• **TASK INSTRUCTIONS**: Identify all lines in the listing that include the word "more", and copy them out.

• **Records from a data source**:
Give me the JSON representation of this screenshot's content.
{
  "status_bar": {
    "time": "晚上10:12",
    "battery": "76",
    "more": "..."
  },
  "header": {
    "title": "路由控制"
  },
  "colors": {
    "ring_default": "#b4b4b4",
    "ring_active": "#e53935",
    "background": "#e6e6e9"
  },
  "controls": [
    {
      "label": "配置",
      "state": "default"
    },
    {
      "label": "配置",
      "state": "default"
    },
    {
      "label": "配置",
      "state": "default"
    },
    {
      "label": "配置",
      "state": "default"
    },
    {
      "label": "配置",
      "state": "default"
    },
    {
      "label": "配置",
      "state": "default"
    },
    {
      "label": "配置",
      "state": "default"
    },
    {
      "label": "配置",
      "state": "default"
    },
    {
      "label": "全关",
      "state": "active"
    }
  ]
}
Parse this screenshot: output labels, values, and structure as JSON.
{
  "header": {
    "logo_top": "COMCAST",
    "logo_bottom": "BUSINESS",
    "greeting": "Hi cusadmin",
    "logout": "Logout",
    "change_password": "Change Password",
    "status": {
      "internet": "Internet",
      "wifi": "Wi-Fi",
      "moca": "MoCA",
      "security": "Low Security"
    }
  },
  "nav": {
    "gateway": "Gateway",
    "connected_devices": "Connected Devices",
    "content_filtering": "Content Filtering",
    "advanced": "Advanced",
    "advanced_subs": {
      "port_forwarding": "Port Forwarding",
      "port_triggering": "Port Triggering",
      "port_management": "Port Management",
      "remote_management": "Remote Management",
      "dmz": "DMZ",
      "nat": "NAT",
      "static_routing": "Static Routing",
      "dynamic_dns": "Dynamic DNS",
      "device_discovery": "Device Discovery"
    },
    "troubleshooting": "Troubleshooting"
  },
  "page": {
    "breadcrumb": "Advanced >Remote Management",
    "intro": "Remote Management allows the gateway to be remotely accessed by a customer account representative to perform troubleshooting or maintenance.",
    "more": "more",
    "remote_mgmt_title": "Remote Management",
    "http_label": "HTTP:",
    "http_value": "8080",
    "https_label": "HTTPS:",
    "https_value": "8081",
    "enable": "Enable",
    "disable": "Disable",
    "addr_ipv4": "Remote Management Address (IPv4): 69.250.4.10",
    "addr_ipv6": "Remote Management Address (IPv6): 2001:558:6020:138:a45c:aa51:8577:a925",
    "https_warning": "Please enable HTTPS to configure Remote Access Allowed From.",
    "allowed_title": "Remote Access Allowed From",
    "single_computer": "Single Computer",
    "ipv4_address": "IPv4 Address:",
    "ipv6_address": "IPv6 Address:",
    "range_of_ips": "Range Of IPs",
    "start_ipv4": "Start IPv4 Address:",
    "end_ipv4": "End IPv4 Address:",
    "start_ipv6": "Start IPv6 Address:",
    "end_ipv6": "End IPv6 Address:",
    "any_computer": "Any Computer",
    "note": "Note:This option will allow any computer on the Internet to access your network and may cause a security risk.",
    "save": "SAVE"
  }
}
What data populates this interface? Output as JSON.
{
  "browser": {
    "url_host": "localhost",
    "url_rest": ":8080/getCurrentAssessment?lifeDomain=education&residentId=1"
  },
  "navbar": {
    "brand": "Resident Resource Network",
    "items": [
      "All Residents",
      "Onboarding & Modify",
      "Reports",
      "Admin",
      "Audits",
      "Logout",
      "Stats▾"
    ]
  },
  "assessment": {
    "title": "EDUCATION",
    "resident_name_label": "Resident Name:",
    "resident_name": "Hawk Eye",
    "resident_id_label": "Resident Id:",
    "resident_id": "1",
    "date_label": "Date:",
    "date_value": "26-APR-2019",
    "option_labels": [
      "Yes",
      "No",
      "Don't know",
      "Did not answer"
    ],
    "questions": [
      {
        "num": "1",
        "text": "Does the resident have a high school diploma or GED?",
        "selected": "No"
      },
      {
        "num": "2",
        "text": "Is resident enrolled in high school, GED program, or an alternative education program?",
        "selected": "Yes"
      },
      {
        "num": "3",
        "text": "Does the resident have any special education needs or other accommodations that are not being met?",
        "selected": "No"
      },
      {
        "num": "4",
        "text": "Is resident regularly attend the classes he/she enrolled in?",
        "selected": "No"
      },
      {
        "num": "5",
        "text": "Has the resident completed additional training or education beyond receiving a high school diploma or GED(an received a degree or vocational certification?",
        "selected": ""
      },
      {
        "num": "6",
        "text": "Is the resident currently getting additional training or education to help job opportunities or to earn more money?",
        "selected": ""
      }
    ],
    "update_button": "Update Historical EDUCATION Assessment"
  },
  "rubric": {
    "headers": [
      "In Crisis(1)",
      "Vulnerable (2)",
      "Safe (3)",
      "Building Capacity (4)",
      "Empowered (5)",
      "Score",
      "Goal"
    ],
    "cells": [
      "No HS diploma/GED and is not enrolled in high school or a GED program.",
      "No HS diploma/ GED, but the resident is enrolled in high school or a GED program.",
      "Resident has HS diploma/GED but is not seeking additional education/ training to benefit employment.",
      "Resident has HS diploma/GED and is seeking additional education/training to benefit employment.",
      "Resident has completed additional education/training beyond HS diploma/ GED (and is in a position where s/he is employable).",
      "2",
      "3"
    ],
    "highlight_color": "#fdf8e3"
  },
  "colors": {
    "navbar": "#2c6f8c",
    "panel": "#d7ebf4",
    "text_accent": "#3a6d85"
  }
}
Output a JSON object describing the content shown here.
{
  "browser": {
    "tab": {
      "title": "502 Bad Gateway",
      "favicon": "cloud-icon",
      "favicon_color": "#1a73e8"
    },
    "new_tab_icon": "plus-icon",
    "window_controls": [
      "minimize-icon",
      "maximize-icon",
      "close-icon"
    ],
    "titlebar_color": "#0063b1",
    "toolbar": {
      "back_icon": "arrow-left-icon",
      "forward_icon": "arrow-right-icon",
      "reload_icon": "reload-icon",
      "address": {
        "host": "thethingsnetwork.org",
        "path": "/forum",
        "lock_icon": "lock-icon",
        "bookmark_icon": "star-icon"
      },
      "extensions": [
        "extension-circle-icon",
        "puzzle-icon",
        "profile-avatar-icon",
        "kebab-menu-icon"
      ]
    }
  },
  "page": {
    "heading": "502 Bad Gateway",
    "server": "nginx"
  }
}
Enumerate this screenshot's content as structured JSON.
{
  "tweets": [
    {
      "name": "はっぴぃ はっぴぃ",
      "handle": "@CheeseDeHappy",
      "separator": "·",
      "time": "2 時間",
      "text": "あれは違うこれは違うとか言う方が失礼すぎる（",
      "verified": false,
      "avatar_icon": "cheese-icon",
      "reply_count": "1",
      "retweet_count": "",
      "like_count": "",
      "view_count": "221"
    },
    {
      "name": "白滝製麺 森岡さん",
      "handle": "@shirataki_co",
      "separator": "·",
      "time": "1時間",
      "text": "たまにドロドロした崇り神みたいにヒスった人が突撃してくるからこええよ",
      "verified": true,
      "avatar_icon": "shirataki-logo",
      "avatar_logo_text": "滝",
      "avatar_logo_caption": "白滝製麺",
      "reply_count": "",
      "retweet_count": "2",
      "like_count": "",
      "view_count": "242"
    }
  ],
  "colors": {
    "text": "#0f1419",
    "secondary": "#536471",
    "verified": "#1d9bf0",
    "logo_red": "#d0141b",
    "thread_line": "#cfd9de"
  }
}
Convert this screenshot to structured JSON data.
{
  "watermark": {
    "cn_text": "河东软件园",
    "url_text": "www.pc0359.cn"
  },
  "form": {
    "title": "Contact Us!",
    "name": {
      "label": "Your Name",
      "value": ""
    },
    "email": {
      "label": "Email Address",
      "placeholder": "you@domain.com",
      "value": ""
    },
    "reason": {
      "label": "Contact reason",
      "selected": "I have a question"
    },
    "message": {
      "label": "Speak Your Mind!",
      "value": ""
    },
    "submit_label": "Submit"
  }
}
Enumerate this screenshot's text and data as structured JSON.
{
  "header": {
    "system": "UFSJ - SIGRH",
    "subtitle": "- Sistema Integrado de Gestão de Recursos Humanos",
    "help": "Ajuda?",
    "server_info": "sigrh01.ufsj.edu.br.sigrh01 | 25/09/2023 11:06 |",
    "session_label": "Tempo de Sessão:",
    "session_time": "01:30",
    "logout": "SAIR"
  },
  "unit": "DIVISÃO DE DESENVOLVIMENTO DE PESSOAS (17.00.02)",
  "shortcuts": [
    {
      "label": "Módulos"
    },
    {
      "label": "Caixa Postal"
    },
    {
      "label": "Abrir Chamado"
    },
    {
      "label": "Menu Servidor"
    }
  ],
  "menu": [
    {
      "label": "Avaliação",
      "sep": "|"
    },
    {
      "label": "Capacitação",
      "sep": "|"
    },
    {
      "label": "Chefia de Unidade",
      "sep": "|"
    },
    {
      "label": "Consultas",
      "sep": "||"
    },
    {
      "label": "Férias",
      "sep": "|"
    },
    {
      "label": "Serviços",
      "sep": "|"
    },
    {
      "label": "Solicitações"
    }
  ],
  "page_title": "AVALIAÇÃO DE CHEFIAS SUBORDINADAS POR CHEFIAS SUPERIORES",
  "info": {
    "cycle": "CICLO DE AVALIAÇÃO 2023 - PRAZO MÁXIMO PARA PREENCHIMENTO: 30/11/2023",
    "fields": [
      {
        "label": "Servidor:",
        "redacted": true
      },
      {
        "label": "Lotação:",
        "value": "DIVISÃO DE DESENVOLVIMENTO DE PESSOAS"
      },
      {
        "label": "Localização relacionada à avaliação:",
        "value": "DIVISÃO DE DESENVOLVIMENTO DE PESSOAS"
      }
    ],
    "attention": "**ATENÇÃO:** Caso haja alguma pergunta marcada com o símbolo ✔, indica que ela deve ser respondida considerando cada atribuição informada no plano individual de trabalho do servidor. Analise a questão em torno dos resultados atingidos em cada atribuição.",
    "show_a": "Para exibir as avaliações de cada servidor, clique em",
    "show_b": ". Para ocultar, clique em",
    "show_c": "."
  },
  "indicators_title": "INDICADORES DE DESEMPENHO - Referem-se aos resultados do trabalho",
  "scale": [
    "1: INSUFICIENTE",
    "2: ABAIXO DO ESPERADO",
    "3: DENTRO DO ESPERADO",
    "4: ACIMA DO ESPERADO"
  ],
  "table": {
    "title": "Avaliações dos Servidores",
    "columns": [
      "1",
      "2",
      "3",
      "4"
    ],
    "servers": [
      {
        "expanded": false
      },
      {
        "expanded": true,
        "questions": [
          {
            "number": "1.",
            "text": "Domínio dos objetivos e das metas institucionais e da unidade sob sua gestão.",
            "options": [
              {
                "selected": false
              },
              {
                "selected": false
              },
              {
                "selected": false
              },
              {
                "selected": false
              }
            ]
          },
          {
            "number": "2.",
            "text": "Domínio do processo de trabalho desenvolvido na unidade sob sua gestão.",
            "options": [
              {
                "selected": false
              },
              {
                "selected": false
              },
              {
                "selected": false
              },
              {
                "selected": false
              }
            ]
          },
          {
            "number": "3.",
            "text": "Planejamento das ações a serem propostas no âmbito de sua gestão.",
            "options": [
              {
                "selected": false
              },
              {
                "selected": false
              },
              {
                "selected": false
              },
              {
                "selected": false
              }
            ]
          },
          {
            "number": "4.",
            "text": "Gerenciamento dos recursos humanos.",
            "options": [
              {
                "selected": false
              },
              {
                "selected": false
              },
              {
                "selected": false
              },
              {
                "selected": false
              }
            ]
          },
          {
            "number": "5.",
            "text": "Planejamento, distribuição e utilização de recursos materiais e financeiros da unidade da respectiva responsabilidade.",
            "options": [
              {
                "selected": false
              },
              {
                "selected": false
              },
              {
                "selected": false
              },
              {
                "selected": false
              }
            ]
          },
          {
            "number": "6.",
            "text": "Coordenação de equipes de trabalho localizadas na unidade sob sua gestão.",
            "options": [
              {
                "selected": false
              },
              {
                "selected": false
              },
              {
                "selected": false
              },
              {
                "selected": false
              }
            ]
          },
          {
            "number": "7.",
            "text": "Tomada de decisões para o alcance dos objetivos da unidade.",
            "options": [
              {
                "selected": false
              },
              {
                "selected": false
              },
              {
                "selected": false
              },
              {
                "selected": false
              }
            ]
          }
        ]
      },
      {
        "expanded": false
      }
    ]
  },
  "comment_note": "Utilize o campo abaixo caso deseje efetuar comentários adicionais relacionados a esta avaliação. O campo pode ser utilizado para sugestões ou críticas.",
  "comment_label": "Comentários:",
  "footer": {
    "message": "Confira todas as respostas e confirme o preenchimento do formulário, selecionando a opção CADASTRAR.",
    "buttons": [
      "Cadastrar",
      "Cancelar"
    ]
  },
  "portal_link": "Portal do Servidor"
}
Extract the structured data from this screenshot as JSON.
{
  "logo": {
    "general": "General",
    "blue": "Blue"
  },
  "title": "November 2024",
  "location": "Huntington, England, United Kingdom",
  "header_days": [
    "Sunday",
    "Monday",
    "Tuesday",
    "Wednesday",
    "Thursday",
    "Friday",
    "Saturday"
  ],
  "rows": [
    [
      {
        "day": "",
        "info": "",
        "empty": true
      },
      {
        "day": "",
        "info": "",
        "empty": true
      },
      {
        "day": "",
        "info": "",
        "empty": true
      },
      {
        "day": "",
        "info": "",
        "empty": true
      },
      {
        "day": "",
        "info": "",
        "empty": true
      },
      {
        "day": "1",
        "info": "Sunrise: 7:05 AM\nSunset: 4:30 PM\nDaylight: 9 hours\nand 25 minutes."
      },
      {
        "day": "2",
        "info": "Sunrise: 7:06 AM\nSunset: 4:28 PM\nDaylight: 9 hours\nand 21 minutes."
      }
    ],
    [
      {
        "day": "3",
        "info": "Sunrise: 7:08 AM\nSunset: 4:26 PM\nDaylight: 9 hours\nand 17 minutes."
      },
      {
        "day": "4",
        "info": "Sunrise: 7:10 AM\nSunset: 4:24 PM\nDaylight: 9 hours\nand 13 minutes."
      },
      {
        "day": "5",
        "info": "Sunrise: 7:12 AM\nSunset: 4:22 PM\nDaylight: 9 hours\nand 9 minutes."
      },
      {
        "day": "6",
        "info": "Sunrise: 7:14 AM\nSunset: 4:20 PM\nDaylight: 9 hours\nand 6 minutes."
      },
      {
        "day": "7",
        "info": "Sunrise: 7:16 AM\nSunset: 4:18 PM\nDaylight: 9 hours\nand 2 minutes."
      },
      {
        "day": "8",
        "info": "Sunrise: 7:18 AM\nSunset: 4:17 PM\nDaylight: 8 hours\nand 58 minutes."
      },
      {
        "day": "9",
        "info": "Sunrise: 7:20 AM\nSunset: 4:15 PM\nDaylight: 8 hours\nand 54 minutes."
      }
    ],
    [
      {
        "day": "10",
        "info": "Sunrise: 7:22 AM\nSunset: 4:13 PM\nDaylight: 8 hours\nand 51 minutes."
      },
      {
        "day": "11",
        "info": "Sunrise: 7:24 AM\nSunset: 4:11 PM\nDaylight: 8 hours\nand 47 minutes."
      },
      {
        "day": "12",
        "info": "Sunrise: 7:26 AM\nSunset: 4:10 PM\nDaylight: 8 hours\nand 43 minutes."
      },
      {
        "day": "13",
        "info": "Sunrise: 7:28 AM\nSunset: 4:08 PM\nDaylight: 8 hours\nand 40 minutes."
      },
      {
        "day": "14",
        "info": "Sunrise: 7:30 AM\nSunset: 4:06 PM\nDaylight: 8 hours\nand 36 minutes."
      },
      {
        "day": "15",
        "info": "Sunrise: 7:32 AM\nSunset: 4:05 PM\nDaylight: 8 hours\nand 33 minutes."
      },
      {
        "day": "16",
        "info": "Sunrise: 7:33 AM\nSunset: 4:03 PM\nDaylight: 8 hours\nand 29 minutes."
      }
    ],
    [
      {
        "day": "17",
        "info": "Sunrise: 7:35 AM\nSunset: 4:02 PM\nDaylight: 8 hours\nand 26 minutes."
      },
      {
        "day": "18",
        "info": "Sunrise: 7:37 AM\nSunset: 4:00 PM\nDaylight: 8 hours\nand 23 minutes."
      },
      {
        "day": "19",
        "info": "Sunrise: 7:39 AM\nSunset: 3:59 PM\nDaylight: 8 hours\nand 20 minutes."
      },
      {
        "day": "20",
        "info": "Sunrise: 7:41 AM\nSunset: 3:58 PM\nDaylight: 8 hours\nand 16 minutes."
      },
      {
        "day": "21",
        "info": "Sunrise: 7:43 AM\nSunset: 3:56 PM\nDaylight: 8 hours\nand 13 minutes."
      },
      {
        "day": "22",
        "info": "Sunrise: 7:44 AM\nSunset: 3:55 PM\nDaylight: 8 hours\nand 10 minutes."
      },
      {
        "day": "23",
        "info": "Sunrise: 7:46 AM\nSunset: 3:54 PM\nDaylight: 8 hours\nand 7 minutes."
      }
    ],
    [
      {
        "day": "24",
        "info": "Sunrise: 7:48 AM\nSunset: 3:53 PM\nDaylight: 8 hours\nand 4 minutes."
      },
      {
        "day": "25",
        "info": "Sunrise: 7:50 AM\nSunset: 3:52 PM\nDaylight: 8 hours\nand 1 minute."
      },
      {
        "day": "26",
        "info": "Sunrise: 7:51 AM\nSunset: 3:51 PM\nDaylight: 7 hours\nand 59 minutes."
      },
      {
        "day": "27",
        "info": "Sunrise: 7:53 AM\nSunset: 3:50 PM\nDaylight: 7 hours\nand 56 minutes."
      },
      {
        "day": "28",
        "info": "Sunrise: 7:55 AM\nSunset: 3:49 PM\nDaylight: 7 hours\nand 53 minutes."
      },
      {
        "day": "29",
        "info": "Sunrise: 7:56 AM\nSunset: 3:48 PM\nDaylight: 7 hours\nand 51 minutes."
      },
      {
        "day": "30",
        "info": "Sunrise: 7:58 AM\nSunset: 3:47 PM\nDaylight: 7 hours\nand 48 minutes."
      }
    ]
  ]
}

• **FINISHED EXERCISE**:
    "more": "..."
    "more": "more",
        "text": "Is the resident currently getting additional training or education to help job opportunities or to earn more money?",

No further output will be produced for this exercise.